Set problem: Copy the listing word for word, beginning with its first line and stopping after the line that contains "cell-id-number[interactable]: 42242219790323... <box>373".

[Boxed element listing]
........

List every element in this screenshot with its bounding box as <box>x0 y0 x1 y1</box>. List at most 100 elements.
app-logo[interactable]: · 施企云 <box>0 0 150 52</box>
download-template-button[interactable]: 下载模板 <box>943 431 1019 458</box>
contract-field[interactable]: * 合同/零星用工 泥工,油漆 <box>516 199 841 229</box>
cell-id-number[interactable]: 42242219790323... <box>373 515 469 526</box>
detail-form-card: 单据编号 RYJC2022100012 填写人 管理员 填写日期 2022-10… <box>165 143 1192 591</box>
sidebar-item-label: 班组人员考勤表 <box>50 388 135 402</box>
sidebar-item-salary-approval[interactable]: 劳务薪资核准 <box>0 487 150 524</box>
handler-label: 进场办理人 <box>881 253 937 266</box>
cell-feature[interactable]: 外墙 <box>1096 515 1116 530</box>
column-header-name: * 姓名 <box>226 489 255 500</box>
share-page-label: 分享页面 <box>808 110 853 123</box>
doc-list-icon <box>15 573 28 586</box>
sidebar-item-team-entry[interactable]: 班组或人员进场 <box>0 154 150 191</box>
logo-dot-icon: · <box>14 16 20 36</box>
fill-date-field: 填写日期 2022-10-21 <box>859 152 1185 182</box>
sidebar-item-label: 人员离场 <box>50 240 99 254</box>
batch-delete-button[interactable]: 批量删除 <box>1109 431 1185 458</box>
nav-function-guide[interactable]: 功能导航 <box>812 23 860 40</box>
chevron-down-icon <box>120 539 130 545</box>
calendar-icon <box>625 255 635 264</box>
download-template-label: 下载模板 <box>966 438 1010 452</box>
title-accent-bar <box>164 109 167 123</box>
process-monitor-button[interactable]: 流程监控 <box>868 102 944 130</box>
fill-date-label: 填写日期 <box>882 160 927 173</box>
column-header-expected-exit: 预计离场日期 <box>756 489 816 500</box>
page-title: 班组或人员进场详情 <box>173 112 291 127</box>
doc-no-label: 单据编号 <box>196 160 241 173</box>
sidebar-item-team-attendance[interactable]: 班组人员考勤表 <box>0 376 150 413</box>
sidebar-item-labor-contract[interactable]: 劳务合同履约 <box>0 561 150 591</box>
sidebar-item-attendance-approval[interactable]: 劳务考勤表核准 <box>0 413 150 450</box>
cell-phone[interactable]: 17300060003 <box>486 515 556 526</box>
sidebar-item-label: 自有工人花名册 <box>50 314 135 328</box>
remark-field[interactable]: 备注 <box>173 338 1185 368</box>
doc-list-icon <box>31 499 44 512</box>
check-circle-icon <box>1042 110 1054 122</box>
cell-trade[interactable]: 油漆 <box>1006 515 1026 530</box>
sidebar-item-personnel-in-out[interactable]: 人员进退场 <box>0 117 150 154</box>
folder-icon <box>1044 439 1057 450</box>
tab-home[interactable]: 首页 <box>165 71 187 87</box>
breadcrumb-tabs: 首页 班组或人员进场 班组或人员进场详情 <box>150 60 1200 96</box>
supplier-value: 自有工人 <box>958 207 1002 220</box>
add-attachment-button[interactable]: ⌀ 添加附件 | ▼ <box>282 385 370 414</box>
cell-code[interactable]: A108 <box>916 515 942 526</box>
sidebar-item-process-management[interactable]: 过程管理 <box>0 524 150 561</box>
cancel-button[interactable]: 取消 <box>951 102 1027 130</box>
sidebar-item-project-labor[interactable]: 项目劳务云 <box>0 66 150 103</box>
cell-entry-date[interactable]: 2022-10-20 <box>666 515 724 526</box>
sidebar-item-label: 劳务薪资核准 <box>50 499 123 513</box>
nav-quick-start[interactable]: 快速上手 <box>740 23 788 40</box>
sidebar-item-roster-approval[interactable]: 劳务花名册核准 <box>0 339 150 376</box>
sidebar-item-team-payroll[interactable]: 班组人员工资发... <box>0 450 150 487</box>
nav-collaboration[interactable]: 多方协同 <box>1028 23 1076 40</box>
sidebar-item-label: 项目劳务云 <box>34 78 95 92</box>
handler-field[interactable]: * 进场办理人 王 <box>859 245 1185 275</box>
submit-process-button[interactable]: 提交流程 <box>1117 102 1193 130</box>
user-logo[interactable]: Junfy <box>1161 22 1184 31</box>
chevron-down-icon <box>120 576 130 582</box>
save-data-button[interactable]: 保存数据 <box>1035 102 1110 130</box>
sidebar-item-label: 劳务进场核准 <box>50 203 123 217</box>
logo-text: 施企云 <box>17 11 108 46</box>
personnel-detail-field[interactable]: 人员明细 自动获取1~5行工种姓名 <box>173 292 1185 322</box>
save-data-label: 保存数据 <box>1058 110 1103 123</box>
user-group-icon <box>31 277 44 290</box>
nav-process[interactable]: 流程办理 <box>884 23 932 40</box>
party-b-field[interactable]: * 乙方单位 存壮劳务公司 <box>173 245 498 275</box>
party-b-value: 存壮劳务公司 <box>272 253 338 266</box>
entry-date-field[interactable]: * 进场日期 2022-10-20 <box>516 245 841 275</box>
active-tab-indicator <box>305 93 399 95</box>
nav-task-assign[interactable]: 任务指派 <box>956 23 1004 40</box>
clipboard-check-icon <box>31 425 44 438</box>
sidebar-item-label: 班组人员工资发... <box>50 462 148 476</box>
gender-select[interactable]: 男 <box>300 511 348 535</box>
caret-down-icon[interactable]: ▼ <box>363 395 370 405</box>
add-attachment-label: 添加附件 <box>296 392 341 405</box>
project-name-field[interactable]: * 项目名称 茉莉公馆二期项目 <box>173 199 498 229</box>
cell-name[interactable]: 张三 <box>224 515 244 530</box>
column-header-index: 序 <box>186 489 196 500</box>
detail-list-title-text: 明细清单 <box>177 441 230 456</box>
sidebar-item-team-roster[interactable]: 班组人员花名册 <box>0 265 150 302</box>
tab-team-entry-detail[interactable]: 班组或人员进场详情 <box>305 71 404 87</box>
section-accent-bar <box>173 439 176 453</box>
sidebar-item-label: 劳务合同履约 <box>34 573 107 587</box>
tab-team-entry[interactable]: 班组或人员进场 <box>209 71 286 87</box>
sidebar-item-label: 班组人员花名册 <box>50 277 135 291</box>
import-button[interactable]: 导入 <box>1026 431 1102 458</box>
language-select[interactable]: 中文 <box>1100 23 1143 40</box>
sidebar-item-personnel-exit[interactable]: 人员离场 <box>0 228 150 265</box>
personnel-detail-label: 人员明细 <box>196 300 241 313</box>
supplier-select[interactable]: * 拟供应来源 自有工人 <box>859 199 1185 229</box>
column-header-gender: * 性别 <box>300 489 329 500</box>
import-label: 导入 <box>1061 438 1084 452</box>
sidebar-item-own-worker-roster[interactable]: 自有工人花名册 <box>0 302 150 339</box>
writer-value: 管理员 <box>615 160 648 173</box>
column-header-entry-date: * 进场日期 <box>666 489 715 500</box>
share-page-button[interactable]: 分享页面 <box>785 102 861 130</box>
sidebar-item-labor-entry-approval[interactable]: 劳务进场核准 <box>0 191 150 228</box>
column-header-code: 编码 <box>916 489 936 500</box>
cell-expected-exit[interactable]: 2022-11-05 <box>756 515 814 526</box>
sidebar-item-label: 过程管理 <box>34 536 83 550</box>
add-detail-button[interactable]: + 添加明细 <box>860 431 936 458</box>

........

Exercise response:
List every element in this screenshot with its bounding box as <box>x0 y0 x1 y1</box>. List at most 100 elements.
app-logo[interactable]: · 施企云 <box>0 0 150 52</box>
download-template-button[interactable]: 下载模板 <box>943 431 1019 458</box>
contract-field[interactable]: * 合同/零星用工 泥工,油漆 <box>516 199 841 229</box>
cell-id-number[interactable]: 42242219790323... <box>373 515 469 526</box>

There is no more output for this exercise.